[Layout region records]
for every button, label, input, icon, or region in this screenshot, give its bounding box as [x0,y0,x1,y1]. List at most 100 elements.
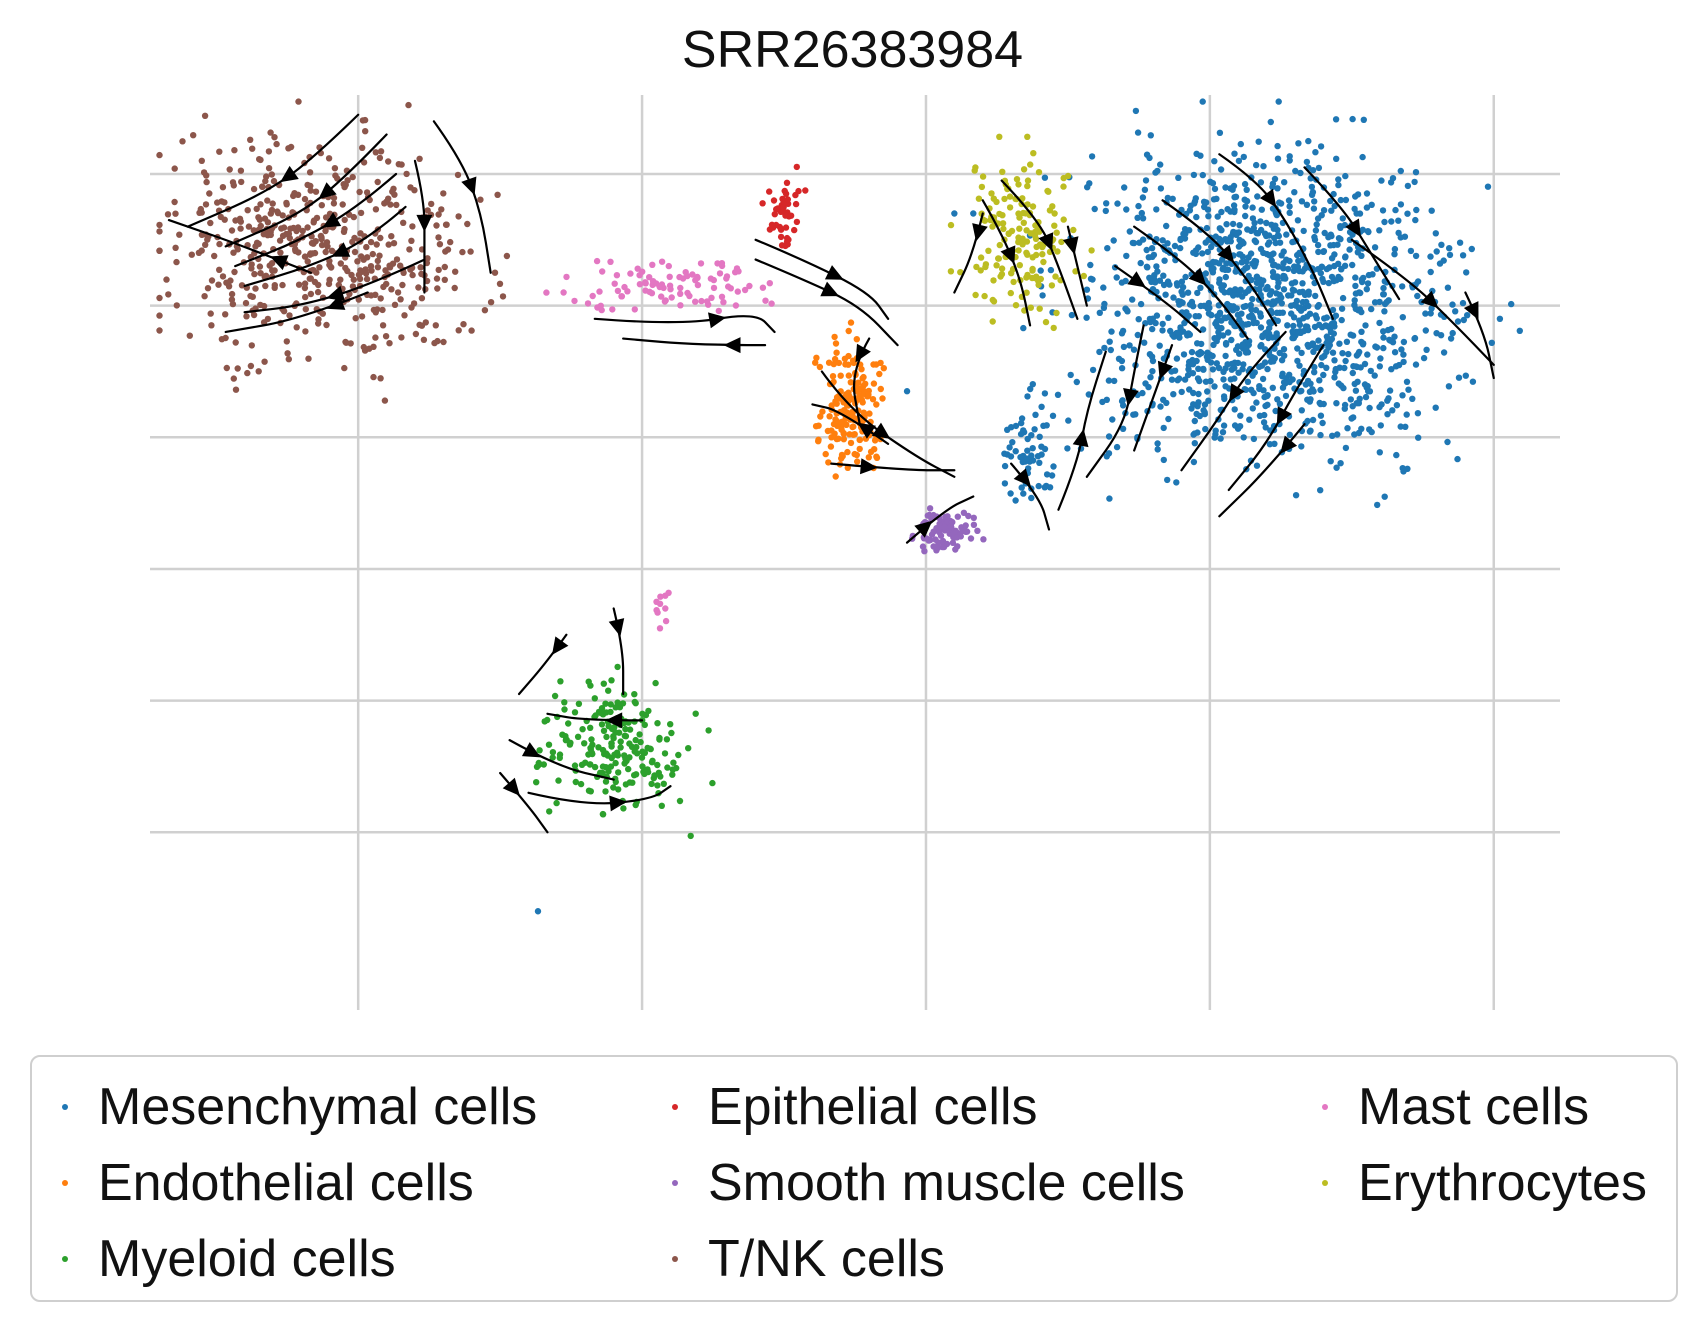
data-point [648,759,656,766]
data-point [1319,419,1326,427]
data-point [451,284,458,292]
data-point [1261,230,1269,237]
data-point [774,205,781,212]
data-point [1253,399,1260,406]
data-point [837,372,844,379]
data-point [1317,269,1325,277]
data-point [381,200,388,207]
data-point [1190,401,1197,408]
data-point [1309,386,1316,393]
data-point [1037,267,1044,274]
data-point [1073,378,1081,386]
data-point [1215,302,1223,309]
data-point [1422,310,1429,317]
data-point [677,284,684,292]
data-point [1221,395,1228,403]
data-point [953,534,961,541]
data-point [855,379,862,386]
data-point [1108,328,1115,335]
data-point [839,453,846,460]
data-point [237,218,244,225]
data-point [1147,132,1155,139]
data-point [1343,338,1351,345]
data-point [1313,221,1320,228]
data-point [566,741,574,748]
data-point [231,147,238,154]
data-point [244,369,251,377]
data-point [1054,248,1061,255]
data-point [1402,423,1409,430]
data-point [1454,455,1461,463]
data-point [1229,220,1237,228]
data-point [207,310,214,317]
data-point [1376,319,1383,327]
data-point [1363,286,1371,293]
data-point [865,391,872,398]
data-point [1029,445,1036,452]
data-point [364,254,371,261]
data-point [304,258,311,265]
data-point [1032,411,1039,418]
data-point [1303,201,1311,208]
data-point [782,224,790,231]
data-point [771,211,778,218]
data-point [376,154,384,162]
data-point [361,116,369,124]
data-point [1323,348,1330,355]
data-point [989,318,996,325]
data-point [608,677,615,684]
data-point [226,166,233,173]
data-point [1148,353,1156,360]
data-point [1240,361,1247,368]
streamline-arrowhead [269,255,289,271]
data-point [1299,256,1307,263]
data-point [286,312,293,319]
data-point [1422,327,1430,334]
data-point [444,246,452,253]
data-point [1041,390,1049,397]
data-point [202,201,210,208]
data-point [989,223,996,230]
data-point [1185,330,1192,337]
data-point [1446,251,1454,259]
data-point [1001,462,1009,470]
data-point [440,190,447,197]
data-point [1284,265,1292,273]
data-point [1253,319,1260,327]
data-point [770,197,778,204]
data-point [596,288,603,295]
data-point [397,296,404,303]
data-point [632,771,640,778]
data-point [560,289,567,296]
data-point [302,293,309,301]
data-point [1015,210,1022,217]
data-point [1130,346,1138,353]
data-point [1365,228,1372,236]
data-point [1126,228,1134,235]
data-point [877,385,884,393]
data-point [1169,331,1176,338]
data-point [662,605,669,612]
data-point [1311,369,1318,376]
data-point [1015,181,1022,188]
data-point [363,189,371,196]
data-point [301,195,309,203]
data-point [658,258,666,265]
data-point [310,217,318,224]
data-point [1025,465,1032,472]
data-point [1154,440,1161,447]
data-point [428,200,435,208]
data-point [337,260,344,267]
data-point [1235,157,1243,165]
data-point [1309,340,1316,347]
data-point [588,736,595,743]
data-point [1142,177,1150,184]
data-point [577,780,585,788]
data-point [1388,218,1395,225]
data-point [1253,274,1261,281]
data-point [1249,204,1256,211]
data-point [1339,294,1347,302]
data-point [247,362,255,370]
data-point [1050,463,1057,470]
data-point [1214,323,1221,330]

The exercise: Format the lines starting at the one containing "data-point [648,759,656,766]" and ending at the one containing "data-point [304,258,311,265]", both included, as a numbered list with blank lines omitted.

Task response:
1. data-point [648,759,656,766]
2. data-point [1319,419,1326,427]
3. data-point [451,284,458,292]
4. data-point [1261,230,1269,237]
5. data-point [774,205,781,212]
6. data-point [1253,399,1260,406]
7. data-point [837,372,844,379]
8. data-point [1317,269,1325,277]
9. data-point [381,200,388,207]
10. data-point [1190,401,1197,408]
11. data-point [1309,386,1316,393]
12. data-point [1037,267,1044,274]
13. data-point [1073,378,1081,386]
14. data-point [1215,302,1223,309]
15. data-point [1422,310,1429,317]
16. data-point [677,284,684,292]
17. data-point [1221,395,1228,403]
18. data-point [953,534,961,541]
19. data-point [855,379,862,386]
20. data-point [1108,328,1115,335]
21. data-point [839,453,846,460]
22. data-point [237,218,244,225]
23. data-point [1147,132,1155,139]
24. data-point [1343,338,1351,345]
25. data-point [1313,221,1320,228]
26. data-point [566,741,574,748]
27. data-point [231,147,238,154]
28. data-point [244,369,251,377]
29. data-point [1054,248,1061,255]
30. data-point [1402,423,1409,430]
31. data-point [1454,455,1461,463]
32. data-point [1229,220,1237,228]
33. data-point [207,310,214,317]
34. data-point [1376,319,1383,327]
35. data-point [1363,286,1371,293]
36. data-point [865,391,872,398]
37. data-point [1029,445,1036,452]
38. data-point [364,254,371,261]
39. data-point [304,258,311,265]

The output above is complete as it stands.